*Instructions to follow*. List every line in the data below that contains the word "centros".

*Records supplied*.
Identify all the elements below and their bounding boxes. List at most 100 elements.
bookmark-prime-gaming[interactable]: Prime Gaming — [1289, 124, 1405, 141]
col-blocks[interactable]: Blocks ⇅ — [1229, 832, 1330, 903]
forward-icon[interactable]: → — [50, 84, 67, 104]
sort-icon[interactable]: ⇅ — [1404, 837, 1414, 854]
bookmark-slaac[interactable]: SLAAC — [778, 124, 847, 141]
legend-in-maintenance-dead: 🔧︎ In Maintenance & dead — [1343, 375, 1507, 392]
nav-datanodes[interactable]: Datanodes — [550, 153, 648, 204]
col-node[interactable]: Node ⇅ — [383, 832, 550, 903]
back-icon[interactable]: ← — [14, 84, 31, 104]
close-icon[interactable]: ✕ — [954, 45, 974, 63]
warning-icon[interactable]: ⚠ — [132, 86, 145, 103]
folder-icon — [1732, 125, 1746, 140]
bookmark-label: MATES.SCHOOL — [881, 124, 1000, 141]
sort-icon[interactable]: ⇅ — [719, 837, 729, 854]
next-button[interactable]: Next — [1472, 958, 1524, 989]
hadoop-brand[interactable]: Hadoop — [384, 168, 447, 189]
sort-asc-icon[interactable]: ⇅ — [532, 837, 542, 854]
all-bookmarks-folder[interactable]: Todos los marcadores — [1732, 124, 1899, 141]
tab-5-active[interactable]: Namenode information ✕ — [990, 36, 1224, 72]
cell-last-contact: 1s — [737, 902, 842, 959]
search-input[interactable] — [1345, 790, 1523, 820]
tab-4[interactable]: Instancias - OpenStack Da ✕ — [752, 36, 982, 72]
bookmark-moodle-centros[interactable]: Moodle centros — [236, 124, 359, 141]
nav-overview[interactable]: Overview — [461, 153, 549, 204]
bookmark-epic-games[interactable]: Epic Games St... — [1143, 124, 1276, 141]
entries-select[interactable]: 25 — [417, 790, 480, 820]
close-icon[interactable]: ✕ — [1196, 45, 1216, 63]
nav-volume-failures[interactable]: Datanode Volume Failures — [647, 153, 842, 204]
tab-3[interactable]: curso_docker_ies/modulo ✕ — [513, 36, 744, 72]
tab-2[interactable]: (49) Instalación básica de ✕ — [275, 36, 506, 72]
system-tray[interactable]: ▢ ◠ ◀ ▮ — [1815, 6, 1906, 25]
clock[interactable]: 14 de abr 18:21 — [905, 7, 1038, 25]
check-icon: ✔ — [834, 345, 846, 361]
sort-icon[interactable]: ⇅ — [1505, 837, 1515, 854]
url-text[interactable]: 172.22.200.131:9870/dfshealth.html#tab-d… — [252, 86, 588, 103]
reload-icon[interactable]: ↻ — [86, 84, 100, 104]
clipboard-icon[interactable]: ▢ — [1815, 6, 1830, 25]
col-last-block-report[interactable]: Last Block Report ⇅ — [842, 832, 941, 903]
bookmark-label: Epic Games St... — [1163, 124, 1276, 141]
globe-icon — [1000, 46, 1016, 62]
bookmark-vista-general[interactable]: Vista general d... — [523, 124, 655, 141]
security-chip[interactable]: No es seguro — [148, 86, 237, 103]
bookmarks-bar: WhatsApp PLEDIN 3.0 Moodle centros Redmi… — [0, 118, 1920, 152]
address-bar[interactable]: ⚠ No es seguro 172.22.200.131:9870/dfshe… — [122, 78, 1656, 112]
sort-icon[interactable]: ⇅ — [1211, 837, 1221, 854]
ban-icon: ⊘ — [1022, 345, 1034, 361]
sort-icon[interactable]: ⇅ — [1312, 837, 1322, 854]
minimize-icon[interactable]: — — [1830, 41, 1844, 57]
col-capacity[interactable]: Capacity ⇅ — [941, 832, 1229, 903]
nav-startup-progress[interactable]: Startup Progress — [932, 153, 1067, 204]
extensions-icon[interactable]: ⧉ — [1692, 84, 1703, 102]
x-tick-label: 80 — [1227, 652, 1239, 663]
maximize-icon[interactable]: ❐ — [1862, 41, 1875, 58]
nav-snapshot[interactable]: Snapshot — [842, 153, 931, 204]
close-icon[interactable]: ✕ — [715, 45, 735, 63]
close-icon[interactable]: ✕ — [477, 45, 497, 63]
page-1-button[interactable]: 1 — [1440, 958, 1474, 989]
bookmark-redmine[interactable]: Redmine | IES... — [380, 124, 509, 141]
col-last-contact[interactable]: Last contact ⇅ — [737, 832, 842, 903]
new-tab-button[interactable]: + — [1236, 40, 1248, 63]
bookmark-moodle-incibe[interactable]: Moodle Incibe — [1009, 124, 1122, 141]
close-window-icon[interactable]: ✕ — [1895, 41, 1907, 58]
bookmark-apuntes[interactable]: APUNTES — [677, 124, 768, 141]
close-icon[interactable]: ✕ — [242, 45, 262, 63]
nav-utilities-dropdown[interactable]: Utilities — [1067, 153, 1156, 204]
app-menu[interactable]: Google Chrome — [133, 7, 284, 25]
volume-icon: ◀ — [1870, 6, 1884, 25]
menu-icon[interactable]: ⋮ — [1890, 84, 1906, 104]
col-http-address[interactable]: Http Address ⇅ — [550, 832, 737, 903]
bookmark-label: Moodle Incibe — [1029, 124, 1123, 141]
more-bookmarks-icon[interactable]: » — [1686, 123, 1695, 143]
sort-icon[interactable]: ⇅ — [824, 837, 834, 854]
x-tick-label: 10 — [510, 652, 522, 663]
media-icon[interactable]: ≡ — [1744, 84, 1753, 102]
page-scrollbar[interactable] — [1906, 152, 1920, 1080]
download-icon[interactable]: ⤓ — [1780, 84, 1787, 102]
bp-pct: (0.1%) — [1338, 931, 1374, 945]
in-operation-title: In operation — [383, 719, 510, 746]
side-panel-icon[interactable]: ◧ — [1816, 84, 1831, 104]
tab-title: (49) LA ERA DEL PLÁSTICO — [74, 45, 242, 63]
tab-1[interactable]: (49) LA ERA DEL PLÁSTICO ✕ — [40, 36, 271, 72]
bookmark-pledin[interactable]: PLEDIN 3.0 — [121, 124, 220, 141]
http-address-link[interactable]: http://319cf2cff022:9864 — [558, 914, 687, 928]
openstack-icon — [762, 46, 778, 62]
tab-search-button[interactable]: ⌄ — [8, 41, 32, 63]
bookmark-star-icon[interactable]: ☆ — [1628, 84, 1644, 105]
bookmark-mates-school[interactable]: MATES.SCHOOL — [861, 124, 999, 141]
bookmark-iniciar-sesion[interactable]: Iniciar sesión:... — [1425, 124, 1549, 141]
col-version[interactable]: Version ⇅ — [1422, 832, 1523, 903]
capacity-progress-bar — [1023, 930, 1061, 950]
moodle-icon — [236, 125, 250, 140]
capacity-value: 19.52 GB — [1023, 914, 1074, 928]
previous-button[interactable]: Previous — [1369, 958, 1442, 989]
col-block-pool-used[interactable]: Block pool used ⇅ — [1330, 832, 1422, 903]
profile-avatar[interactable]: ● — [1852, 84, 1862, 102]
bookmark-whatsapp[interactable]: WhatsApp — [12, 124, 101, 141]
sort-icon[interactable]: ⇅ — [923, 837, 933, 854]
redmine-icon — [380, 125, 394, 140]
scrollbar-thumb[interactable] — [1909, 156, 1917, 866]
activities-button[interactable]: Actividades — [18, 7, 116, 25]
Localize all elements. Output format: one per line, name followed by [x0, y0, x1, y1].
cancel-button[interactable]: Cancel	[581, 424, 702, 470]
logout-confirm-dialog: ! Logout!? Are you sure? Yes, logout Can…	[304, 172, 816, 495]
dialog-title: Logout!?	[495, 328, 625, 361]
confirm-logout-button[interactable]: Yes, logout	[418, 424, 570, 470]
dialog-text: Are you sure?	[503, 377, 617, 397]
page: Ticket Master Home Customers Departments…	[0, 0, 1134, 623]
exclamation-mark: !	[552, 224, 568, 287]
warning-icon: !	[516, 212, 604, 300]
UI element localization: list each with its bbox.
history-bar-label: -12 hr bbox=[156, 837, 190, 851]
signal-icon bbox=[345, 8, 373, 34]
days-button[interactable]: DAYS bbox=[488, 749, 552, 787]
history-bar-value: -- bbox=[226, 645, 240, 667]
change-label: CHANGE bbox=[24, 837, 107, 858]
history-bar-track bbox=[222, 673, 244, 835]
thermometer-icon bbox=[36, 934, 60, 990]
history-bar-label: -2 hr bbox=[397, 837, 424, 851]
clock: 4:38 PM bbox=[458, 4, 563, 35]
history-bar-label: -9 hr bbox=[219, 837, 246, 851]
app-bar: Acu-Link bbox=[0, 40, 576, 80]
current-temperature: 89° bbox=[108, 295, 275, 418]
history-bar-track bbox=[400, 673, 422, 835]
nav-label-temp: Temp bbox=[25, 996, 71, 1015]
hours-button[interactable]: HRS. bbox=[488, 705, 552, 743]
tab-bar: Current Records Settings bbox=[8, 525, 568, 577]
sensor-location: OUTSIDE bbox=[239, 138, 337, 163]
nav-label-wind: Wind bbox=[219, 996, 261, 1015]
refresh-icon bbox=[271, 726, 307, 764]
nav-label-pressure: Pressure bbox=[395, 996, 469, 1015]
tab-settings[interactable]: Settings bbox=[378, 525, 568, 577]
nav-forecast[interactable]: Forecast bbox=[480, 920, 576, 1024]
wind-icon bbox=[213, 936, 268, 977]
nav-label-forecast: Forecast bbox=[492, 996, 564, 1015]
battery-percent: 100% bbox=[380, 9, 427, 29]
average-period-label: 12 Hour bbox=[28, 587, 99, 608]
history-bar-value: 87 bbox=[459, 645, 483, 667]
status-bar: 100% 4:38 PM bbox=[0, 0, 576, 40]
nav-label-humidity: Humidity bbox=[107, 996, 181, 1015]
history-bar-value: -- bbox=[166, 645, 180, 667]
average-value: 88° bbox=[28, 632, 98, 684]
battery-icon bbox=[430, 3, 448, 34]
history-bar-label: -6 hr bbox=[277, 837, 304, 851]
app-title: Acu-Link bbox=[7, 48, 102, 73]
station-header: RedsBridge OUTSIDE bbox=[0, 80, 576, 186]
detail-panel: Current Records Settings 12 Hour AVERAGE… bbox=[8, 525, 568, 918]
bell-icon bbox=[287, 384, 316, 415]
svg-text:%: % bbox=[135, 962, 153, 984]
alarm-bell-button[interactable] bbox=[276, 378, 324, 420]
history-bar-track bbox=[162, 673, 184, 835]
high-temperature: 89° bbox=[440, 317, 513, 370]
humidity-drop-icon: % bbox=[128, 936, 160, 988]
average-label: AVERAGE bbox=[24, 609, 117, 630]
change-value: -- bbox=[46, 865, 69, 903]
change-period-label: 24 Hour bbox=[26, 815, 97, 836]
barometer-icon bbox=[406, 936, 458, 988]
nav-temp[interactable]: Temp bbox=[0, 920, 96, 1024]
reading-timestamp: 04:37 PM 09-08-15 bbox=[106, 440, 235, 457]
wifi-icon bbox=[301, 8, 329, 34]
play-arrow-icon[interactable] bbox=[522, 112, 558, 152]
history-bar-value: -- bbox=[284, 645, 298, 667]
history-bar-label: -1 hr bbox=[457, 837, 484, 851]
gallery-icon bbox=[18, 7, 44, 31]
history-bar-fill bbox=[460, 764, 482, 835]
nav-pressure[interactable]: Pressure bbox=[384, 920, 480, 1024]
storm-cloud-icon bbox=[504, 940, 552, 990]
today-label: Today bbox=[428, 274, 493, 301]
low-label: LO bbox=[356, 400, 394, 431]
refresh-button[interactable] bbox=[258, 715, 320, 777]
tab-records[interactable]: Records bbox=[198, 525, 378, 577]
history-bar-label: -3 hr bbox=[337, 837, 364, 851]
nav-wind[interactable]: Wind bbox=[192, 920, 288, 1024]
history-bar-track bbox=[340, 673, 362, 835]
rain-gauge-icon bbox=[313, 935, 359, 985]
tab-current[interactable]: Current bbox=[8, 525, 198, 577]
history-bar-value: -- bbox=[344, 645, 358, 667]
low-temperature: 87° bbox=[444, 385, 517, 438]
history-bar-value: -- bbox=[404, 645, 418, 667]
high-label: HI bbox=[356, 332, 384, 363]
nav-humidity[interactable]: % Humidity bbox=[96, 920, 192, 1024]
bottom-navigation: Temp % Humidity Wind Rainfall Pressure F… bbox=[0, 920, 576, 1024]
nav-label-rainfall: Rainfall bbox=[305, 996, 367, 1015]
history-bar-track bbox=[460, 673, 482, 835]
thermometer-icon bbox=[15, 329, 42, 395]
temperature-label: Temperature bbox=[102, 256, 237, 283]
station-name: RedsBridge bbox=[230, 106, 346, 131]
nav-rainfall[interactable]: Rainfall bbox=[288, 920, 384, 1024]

*Written answer*.
bookmark-moodle-centros[interactable]: Moodle centros — [236, 124, 359, 141]
bookmarks-bar: WhatsApp PLEDIN 3.0 Moodle centros Redmi… — [0, 118, 1920, 152]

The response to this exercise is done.